• Objective: Count how many lines hold the string "below". Give that number alone.

:::

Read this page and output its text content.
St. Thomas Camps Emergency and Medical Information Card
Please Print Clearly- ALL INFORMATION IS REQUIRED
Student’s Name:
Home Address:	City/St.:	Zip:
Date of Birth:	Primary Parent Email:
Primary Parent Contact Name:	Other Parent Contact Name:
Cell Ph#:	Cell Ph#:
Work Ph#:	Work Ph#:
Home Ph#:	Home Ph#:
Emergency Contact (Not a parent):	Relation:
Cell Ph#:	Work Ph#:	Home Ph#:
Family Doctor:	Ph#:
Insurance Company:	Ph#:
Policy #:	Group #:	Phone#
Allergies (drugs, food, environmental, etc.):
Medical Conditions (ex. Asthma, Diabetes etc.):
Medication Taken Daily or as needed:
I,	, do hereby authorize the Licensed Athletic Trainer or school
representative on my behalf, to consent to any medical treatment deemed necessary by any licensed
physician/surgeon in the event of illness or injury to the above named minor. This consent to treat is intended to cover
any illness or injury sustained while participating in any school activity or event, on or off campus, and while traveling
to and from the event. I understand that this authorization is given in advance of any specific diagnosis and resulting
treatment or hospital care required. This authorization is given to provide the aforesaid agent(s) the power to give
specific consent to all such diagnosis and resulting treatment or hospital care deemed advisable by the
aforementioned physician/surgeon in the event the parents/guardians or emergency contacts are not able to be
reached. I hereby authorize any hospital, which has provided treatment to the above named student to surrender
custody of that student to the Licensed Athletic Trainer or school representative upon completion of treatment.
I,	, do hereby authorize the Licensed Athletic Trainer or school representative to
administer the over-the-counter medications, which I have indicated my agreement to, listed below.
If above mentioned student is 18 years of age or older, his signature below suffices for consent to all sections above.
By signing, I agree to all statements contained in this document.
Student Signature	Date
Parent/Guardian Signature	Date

:::

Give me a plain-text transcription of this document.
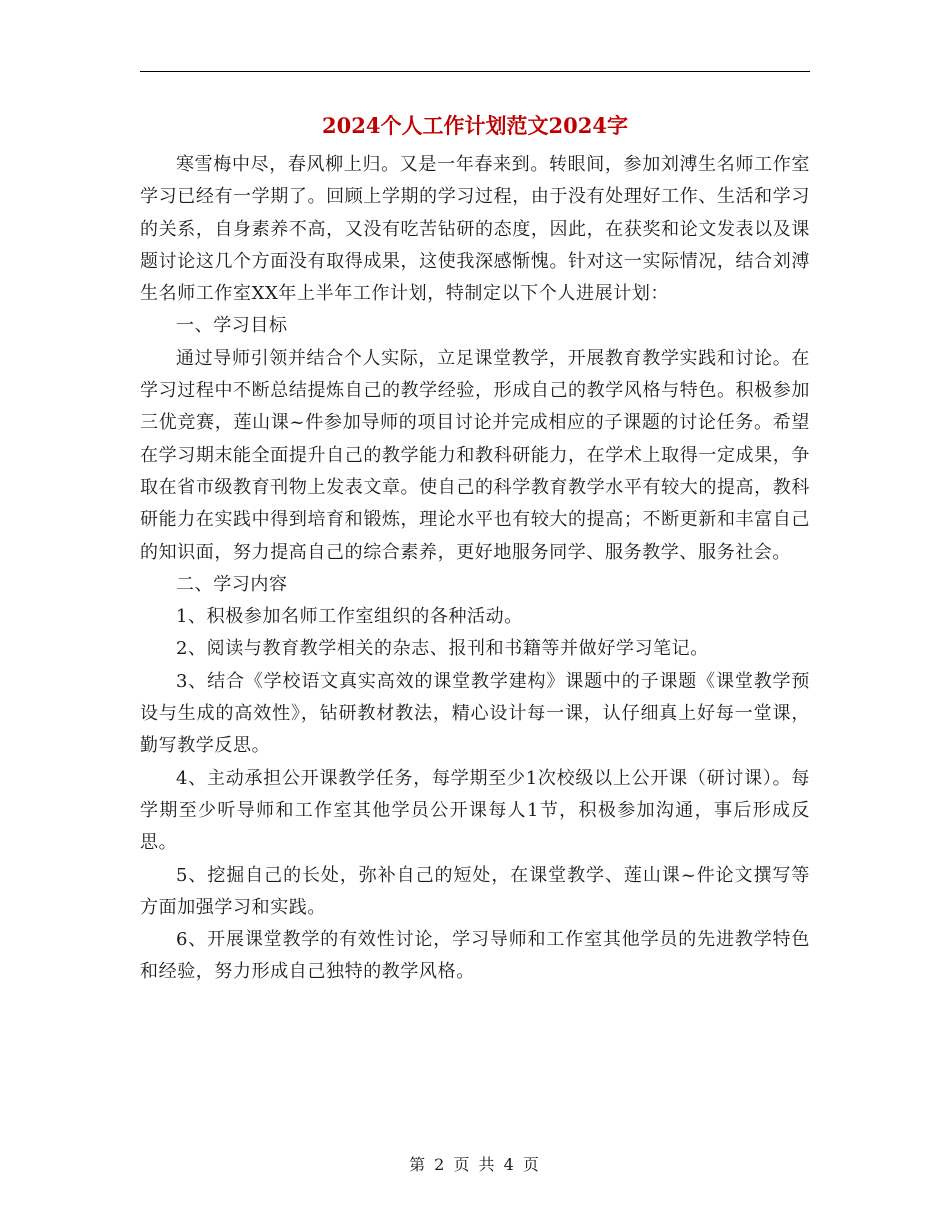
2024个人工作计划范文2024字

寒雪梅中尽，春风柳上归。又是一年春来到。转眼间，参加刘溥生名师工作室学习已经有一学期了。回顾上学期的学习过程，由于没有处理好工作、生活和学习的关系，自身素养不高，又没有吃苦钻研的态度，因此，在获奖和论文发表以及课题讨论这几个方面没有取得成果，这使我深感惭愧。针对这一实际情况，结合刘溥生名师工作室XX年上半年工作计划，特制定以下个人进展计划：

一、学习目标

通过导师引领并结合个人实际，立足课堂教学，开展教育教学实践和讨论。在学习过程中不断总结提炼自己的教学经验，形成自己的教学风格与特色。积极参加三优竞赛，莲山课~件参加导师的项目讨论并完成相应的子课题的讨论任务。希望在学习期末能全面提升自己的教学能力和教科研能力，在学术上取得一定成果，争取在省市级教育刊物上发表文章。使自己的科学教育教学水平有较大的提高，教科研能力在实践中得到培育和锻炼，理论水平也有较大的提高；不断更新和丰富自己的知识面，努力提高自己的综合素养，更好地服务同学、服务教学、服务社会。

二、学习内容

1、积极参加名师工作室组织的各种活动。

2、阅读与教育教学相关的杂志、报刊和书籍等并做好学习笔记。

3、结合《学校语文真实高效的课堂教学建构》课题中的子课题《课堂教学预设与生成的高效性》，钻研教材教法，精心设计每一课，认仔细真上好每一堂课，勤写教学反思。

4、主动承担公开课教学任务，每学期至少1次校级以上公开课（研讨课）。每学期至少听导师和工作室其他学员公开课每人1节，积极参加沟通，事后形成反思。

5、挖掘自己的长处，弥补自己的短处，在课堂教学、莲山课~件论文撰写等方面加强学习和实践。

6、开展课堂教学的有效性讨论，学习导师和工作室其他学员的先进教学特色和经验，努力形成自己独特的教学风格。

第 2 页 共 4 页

:::

• Result: 2